____ SUPPLIED ENTRIES
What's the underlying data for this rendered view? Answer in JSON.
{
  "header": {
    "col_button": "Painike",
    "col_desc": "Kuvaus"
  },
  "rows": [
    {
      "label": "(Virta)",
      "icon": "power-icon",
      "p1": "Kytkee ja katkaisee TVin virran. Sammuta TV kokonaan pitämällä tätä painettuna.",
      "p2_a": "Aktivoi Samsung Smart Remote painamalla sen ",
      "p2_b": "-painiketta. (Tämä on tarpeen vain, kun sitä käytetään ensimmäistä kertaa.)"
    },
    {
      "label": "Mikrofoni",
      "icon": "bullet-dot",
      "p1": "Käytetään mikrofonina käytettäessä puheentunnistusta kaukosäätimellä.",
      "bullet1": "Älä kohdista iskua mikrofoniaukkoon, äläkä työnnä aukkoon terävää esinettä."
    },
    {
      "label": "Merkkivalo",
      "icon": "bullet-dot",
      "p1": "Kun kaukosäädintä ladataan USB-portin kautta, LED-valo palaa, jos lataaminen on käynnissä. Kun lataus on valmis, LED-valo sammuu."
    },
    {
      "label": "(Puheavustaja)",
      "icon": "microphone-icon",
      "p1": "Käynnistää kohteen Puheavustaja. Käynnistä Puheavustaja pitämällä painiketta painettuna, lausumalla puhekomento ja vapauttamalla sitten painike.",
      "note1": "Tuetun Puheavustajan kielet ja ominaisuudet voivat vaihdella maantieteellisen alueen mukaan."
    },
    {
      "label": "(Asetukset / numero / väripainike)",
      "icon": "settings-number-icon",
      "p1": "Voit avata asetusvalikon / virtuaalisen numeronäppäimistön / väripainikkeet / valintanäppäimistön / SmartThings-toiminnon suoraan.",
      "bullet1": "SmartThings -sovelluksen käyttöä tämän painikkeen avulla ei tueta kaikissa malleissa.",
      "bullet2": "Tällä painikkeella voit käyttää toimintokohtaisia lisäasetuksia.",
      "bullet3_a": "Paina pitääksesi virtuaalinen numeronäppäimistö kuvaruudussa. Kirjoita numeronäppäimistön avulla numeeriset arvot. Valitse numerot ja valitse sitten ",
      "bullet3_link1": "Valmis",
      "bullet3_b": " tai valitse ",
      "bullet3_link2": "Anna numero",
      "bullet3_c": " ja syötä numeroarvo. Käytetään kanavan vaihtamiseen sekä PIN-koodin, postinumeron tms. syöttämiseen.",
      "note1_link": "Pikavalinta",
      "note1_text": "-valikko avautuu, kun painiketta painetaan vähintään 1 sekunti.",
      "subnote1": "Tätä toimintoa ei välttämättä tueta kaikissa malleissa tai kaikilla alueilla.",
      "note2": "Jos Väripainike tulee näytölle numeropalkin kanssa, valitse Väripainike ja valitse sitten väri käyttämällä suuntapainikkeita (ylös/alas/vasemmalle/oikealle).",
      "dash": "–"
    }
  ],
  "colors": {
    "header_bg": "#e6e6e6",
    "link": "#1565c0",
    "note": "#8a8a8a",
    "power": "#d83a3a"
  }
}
________
TASK REQUIREMENTS: Which lines in the listing above hold the word "numeronäppäimistön"? Show each of them.

RESULT FOR THIS TASK:
      "p1": "Voit avata asetusvalikon / virtuaalisen numeronäppäimistön / väripainikkeet / valintanäppäimistön / SmartThings-toiminnon suoraan.",
      "bullet3_a": "Paina pitääksesi virtuaalinen numeronäppäimistö kuvaruudussa. Kirjoita numeronäppäimistön avulla numeeriset arvot. Valitse numerot ja valitse sitten ",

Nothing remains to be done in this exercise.